Lista de tareas:
1. Según el texto sobre El ciudadano Kane, ¿para qué se veía la película en la comitiva de automóviles que iba al Castillo Hearst? Responde en una o dos oraciones.
2. ¿En qué universidad impartía Fernando Birri un taller, según el texto sobre El ciudadano Kane?

+++ Texto del documento

No recuerdo con exactitud cuándo vi por primera vez El ciudadano Kane. Seguramente fue en alguna emisión del programa televisivo «Historia del cine», cuyo conductor de entonces era tan doctrinario que bastaba la procedencia capitalista de la película para una advertencia sobre su nocivo contenido ideológico. Pero nunca olvidaré la fecha del 19 de mayo de 2002.
Ese «señor muy viejo con unas alas enormes» que fuera el cineasta argentino Fernando Birri impartía entonces un taller en la Universidad Stanford, cuyo proceso docente incluía nada menos que una visita al no demasiado lejano Castillo Hearst. Nuestro encuentro, mientras dictaba yo un ciclo de charlas sobre cine latinoamericano, incitó a Birri a incluirme en aquella aventura. Lo insólito del sorprendente periplo no fue solo recorrer el prototipo del mítico Xanadú remodelado por la desbordante imaginación de Orson Welles. En la comitiva de automóviles que nos conducía a aquel Shangri-La era requisito obligatorio visionar por enésima vez en un muy pequeño televisor una copia de ese clásico por antonomasia que es Citizen Kane para refrescar la memoria.

++++++
+++ Extracto del listado

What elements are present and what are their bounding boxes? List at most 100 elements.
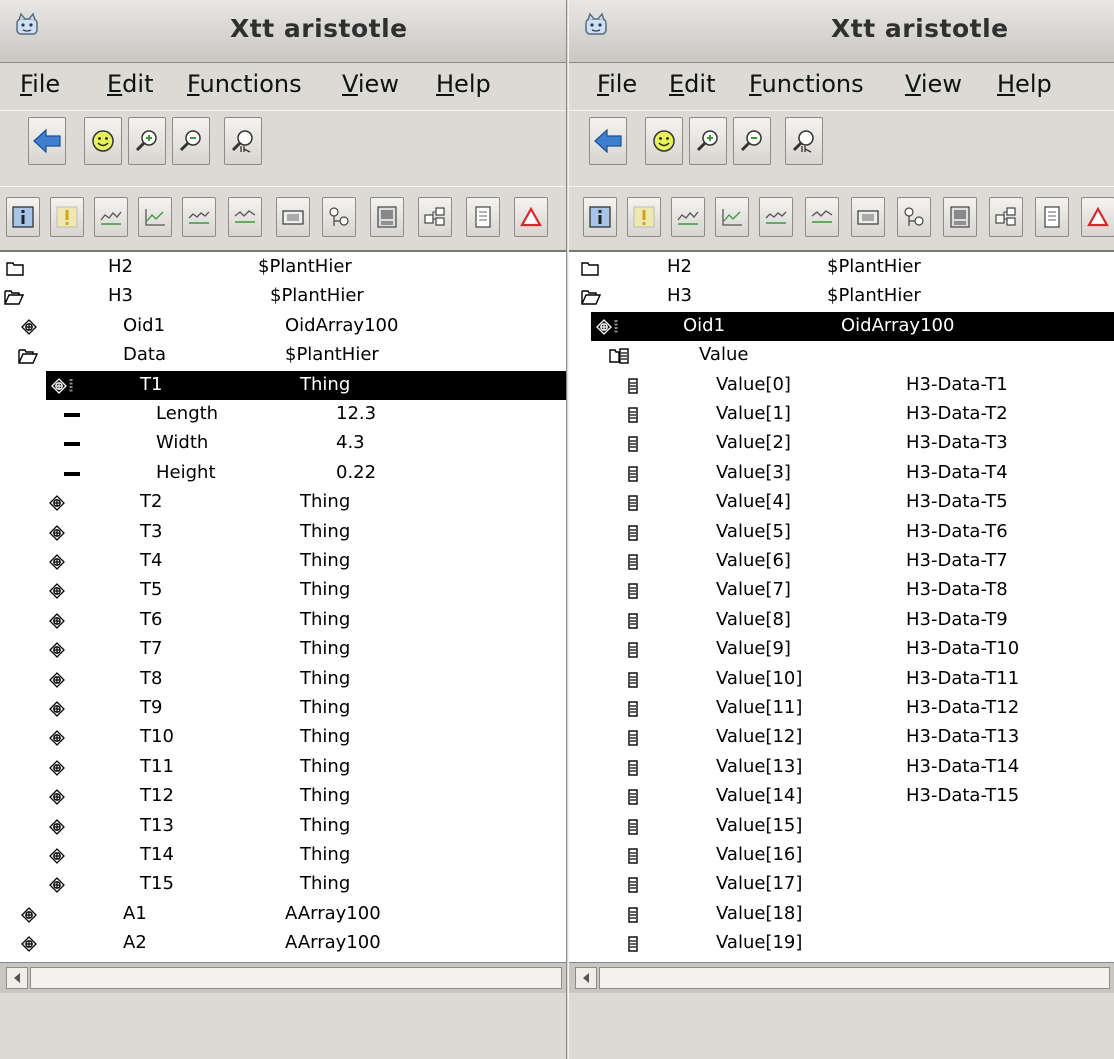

++++++

Resultados por tarea:
1. Verla en un televisor muy pequeño era requisito obligatorio para refrescar la memoria. Así se preparaban para recorrer el castillo, prototipo del mítico Xanadú de la película.

2. En la Universidad Stanford.